REQUIRED WORK: Look for the word "средства" in the entries below, then copy every line that has it.

STORED RECORDS:
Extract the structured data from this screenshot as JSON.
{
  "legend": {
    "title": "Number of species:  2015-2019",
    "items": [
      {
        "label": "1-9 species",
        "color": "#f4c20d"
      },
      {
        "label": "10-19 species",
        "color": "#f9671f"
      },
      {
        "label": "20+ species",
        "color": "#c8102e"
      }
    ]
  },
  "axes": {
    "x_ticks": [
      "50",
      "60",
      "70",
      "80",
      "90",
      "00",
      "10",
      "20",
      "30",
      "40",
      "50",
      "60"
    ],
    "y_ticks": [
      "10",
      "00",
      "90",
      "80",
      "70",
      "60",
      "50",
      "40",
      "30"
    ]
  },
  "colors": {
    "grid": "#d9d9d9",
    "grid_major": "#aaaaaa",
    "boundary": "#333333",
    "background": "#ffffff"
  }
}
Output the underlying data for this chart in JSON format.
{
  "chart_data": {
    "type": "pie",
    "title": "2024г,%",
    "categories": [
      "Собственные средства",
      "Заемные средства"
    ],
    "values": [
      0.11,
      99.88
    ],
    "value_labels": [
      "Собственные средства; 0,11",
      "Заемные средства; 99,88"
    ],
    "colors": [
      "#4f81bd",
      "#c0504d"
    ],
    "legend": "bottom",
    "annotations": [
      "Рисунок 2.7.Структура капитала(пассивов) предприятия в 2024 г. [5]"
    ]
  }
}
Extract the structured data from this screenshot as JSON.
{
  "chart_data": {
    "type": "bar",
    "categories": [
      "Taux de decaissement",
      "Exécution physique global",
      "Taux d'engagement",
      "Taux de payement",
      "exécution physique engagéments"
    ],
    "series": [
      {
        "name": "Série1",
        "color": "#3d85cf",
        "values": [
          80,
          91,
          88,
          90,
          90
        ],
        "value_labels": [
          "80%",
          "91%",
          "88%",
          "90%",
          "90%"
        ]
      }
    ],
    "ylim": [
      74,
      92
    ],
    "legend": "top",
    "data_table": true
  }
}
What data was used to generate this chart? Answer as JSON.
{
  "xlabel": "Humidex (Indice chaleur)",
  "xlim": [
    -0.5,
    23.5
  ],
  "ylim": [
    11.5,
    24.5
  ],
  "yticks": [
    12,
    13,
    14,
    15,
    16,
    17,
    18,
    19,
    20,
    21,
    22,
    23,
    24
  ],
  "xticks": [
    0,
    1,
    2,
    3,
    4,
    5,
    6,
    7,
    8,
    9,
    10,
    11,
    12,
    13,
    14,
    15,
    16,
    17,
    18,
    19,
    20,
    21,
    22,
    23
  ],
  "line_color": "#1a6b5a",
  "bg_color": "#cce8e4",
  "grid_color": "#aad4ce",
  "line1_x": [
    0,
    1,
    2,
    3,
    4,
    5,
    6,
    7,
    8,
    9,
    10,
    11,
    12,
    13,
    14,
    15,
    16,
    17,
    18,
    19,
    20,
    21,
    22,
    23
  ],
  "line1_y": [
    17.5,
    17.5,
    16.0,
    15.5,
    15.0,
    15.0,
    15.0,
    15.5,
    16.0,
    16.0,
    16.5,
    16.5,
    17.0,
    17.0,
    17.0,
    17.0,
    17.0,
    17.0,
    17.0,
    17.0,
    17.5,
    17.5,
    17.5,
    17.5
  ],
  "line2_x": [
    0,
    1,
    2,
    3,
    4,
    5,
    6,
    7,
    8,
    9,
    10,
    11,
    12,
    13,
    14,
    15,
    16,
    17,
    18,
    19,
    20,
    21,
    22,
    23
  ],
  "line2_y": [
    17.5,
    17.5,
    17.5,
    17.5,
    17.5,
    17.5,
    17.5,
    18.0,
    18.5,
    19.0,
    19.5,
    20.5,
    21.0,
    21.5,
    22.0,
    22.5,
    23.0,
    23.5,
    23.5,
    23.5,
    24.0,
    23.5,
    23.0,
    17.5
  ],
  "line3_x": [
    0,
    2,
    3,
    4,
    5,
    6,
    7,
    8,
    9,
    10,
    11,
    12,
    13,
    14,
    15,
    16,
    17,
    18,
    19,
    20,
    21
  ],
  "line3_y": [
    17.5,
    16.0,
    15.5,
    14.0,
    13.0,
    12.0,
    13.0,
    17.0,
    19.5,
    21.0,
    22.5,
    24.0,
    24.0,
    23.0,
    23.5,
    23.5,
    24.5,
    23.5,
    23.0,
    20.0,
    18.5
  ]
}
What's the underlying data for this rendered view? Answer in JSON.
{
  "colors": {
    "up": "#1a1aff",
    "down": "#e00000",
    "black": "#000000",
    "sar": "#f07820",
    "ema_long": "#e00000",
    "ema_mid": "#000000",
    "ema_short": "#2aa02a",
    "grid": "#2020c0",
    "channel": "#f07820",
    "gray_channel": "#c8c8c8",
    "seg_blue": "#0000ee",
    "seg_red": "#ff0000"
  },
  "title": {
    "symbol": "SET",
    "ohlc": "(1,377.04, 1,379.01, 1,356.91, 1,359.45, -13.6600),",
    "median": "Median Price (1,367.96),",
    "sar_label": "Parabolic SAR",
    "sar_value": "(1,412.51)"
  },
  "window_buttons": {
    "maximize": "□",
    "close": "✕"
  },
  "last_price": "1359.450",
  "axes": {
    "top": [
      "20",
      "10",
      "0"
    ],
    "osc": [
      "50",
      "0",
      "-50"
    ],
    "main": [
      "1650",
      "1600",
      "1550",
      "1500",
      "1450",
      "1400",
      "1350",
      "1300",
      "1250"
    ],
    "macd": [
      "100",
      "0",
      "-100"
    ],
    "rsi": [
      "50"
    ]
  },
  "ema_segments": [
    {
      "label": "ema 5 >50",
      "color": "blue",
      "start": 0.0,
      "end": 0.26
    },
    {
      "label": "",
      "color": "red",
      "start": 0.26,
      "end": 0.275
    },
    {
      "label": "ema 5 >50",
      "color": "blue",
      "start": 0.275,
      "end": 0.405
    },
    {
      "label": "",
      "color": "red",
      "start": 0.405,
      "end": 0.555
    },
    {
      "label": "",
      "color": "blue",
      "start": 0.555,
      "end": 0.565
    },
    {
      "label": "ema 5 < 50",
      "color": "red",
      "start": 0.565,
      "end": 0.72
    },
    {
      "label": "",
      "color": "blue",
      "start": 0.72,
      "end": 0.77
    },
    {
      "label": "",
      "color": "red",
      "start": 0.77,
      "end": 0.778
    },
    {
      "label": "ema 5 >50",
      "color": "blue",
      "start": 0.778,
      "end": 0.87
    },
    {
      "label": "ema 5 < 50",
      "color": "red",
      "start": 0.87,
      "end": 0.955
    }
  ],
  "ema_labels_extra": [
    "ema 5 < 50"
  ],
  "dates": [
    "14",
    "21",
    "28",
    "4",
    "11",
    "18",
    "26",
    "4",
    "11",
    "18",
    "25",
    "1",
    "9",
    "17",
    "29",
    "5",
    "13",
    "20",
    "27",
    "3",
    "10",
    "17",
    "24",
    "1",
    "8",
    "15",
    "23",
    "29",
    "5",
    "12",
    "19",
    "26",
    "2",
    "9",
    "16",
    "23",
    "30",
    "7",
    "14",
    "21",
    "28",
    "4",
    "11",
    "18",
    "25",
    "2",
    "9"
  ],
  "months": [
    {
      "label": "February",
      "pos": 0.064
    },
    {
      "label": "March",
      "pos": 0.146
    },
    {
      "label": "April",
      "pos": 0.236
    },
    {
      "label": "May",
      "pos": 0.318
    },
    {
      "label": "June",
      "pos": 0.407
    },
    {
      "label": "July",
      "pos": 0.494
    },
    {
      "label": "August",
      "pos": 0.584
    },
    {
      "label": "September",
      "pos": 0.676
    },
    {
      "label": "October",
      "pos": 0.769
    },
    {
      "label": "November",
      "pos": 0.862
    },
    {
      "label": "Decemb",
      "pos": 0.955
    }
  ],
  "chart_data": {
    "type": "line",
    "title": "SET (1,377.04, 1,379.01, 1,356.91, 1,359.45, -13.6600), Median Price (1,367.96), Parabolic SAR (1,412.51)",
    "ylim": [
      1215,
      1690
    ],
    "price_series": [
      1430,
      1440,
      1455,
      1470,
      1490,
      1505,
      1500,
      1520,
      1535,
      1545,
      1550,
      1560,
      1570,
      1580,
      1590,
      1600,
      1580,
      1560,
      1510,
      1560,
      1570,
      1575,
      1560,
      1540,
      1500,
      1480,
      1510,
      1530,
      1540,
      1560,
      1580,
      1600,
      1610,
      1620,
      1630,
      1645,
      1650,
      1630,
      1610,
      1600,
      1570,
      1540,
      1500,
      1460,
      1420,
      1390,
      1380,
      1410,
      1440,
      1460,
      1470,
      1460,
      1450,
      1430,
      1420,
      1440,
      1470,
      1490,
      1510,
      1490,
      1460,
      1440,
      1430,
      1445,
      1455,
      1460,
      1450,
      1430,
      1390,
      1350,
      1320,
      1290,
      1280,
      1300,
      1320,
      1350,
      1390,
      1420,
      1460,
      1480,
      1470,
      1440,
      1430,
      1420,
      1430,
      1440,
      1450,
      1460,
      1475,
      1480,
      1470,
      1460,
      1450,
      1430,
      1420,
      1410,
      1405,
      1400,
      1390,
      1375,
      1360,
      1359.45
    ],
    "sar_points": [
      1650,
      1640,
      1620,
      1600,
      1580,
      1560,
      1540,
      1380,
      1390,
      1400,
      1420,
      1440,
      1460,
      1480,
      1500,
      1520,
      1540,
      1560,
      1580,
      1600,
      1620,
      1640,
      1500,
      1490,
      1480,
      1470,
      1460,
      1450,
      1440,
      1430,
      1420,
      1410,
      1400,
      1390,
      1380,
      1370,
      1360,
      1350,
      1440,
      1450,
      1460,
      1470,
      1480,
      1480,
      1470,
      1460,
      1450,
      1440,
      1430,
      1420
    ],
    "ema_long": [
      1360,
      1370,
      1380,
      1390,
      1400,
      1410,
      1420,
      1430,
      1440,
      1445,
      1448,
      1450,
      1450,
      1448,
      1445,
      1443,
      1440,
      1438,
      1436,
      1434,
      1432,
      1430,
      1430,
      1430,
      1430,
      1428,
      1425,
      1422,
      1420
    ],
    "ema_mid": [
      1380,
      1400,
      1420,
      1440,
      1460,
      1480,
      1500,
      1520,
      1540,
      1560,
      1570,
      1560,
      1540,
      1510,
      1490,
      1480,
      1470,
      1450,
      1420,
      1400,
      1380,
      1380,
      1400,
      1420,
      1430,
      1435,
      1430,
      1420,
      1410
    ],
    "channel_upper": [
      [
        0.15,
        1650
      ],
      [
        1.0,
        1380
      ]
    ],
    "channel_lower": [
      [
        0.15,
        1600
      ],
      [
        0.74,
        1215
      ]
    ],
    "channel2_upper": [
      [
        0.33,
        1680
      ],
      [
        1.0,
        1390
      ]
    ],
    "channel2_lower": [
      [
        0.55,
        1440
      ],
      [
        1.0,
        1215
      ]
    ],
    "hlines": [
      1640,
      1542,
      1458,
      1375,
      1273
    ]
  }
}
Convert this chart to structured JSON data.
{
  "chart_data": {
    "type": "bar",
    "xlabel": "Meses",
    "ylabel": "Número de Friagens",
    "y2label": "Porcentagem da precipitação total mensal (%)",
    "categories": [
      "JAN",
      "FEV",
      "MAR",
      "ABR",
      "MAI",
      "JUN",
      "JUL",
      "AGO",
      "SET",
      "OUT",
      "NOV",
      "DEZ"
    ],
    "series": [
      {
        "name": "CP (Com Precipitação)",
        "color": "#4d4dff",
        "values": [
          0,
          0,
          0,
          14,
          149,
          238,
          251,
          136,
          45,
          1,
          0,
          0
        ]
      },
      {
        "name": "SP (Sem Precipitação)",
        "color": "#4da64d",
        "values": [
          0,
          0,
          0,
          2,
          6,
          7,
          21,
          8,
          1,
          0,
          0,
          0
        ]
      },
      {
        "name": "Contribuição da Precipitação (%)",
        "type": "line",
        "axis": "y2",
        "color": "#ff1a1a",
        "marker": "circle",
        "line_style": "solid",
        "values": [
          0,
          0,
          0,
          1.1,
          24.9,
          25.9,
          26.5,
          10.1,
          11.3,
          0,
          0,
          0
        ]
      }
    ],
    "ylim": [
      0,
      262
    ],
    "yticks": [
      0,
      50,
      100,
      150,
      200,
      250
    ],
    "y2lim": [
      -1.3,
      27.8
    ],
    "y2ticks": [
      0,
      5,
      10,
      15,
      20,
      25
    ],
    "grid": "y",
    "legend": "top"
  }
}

FINISHED ANSWER:
      "Собственные средства",
      "Заемные средства"
      "Собственные средства; 0,11",
      "Заемные средства; 99,88"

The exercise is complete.